__DIRECTIVE__. Please reproduce the rows below word for word, starting with the very first one and stopping after the line that contains "y-tick-label: 20 [67, 297, 90, 320]".

__RECORDS SUPPLIED__.
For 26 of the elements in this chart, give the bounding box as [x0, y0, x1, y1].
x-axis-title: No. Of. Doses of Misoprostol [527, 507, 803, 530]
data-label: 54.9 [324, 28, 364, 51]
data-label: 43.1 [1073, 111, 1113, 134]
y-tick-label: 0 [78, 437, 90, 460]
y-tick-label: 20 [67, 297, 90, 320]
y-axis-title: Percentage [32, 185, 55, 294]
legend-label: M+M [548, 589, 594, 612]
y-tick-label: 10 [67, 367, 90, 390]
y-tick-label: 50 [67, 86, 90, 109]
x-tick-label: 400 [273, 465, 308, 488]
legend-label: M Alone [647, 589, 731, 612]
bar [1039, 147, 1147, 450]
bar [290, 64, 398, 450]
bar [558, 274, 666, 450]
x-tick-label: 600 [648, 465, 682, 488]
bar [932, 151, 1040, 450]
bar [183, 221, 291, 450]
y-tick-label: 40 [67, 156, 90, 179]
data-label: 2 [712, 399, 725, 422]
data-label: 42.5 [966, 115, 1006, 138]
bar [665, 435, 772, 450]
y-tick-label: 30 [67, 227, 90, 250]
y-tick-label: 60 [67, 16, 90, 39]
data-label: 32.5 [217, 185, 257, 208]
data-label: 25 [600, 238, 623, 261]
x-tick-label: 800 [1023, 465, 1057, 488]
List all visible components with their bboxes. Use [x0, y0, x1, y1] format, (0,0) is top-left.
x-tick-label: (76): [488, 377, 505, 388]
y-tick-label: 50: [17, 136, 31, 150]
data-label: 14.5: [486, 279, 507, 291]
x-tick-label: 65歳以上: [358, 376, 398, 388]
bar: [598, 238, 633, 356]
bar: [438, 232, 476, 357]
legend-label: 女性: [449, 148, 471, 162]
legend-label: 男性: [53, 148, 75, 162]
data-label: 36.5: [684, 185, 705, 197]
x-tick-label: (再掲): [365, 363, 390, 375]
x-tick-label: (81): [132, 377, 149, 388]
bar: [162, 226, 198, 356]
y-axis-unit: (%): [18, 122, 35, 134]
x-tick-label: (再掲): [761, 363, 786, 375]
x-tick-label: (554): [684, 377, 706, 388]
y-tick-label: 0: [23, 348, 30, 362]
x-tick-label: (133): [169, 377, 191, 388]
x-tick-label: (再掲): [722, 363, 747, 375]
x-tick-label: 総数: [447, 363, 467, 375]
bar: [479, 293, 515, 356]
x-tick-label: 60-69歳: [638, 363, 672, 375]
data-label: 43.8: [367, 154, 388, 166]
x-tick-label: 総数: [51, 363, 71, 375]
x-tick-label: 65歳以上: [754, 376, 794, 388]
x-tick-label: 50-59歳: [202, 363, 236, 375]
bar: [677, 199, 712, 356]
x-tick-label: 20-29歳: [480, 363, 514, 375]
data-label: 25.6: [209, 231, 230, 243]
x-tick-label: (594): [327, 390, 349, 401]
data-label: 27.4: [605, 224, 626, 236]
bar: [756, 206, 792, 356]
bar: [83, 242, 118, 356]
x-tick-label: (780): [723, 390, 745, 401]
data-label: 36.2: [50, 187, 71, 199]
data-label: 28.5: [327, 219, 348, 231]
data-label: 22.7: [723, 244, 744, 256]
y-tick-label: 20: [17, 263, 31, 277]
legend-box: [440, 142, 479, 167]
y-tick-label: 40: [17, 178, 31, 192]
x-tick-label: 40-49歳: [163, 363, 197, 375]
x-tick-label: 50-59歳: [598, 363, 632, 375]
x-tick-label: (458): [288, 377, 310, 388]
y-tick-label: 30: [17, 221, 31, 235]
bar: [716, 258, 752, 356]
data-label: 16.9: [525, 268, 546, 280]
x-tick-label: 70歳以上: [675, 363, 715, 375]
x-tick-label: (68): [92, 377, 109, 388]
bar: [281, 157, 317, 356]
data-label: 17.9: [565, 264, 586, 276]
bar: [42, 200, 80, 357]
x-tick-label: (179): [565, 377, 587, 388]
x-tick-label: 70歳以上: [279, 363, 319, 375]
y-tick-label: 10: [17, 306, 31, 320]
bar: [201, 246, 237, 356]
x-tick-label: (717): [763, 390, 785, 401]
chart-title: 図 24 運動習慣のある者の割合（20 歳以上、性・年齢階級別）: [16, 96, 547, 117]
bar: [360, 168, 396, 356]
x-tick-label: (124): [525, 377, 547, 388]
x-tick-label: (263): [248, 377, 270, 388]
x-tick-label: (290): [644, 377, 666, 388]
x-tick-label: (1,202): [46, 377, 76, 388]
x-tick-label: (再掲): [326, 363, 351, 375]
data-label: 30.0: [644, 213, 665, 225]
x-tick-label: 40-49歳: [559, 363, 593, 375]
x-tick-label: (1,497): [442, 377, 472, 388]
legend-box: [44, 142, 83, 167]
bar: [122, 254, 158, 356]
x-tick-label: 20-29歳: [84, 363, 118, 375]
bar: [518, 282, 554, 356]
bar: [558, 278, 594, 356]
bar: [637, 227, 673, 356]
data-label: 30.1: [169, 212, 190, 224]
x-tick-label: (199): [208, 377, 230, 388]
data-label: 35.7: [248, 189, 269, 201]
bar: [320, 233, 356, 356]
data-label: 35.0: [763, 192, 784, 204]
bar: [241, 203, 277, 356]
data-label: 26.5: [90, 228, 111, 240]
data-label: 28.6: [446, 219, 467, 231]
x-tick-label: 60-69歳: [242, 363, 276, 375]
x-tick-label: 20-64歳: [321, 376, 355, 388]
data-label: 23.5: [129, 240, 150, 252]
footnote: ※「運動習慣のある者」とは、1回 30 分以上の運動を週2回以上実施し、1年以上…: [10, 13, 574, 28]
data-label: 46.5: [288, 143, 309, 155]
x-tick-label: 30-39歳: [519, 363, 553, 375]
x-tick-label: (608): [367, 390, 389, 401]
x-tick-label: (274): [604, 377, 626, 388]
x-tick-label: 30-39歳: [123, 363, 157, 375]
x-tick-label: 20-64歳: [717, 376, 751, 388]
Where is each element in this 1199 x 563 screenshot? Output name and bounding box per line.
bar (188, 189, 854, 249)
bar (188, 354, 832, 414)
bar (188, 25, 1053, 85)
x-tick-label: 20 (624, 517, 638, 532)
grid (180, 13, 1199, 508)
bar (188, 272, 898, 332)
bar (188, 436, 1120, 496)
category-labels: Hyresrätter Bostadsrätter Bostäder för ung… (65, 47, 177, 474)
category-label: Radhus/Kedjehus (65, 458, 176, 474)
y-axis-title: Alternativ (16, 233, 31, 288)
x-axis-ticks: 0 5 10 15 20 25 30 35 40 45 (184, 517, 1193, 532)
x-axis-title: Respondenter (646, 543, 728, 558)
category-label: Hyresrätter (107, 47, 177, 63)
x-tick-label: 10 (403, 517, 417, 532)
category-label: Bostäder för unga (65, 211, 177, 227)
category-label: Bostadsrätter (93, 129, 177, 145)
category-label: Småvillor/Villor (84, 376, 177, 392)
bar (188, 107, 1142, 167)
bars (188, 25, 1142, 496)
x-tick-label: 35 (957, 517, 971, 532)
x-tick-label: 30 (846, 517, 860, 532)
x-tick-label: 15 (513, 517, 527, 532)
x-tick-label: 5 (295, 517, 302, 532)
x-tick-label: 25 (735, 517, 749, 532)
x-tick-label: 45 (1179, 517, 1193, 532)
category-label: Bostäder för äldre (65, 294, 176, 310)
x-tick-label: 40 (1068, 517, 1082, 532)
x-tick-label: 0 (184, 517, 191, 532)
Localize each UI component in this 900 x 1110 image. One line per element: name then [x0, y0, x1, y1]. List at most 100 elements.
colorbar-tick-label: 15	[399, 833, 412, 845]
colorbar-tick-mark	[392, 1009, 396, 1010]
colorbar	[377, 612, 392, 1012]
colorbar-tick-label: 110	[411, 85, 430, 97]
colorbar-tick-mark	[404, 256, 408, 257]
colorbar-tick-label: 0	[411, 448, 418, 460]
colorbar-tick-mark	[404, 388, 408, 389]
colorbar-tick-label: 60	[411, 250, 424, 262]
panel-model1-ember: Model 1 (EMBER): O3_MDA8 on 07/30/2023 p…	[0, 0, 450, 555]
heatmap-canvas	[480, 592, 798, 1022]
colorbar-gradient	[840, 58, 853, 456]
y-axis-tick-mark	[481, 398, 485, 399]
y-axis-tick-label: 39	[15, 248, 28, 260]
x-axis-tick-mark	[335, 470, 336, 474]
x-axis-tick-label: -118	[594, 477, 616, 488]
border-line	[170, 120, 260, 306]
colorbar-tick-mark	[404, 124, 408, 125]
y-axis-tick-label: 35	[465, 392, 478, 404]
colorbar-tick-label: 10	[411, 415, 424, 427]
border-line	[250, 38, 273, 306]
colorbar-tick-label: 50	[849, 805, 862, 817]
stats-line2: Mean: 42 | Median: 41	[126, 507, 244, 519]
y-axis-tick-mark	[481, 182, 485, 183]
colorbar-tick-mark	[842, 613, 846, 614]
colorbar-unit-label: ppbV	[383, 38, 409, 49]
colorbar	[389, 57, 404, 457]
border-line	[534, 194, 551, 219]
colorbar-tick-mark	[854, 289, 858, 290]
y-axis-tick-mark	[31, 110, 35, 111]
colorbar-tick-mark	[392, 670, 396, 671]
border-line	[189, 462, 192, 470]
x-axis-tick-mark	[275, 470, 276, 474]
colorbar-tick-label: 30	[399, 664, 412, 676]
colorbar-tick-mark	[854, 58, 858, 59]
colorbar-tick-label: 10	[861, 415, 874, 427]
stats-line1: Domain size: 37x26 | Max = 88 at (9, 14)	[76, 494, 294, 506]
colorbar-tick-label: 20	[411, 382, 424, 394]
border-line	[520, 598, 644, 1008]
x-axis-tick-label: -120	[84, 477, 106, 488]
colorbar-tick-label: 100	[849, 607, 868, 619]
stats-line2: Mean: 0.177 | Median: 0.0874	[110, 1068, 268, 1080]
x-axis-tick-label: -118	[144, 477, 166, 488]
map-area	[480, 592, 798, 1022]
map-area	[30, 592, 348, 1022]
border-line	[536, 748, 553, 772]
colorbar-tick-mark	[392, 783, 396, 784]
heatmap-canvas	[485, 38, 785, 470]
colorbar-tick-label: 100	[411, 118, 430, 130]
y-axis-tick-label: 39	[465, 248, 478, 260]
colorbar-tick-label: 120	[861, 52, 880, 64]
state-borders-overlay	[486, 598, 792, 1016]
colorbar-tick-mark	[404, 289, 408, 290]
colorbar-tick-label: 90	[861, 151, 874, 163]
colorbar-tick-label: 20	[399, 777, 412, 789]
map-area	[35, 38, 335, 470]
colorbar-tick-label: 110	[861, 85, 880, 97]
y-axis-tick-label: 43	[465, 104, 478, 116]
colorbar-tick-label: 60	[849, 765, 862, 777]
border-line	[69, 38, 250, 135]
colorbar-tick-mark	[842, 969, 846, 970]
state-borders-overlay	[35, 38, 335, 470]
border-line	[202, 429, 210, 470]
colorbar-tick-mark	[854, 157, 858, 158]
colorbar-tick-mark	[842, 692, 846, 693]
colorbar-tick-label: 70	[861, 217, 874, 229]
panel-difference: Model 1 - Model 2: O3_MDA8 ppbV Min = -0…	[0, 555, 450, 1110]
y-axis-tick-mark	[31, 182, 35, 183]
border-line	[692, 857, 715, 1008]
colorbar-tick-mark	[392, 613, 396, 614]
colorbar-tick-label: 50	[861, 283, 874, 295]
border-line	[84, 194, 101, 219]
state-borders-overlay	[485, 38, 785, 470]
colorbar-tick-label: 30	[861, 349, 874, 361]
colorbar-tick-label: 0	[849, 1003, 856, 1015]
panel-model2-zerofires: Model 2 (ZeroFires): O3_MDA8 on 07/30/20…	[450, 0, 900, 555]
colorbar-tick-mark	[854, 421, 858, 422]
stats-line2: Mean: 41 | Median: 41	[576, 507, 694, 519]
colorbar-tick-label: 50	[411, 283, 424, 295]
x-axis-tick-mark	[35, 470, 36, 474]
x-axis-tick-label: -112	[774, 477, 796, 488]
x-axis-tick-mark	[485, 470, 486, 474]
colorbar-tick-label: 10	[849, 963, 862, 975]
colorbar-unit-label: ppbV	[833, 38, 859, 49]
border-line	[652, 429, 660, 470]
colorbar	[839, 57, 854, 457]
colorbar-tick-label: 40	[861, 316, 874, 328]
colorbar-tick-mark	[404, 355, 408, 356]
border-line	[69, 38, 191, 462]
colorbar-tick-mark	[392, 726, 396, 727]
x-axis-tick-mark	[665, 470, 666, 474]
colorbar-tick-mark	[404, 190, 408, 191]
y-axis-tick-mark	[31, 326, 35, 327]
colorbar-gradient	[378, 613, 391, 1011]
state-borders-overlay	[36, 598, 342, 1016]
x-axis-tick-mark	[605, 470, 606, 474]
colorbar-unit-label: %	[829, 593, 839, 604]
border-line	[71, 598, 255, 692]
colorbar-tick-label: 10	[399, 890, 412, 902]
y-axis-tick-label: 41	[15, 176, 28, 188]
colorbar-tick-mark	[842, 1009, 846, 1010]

__RESULT__.
For 26 of the elements in this chart, give the bounding box as [x0, y0, x1, y1].
x-axis-title: No. Of. Doses of Misoprostol [527, 507, 803, 530]
data-label: 54.9 [324, 28, 364, 51]
data-label: 43.1 [1073, 111, 1113, 134]
y-tick-label: 0 [78, 437, 90, 460]
y-tick-label: 20 [67, 297, 90, 320]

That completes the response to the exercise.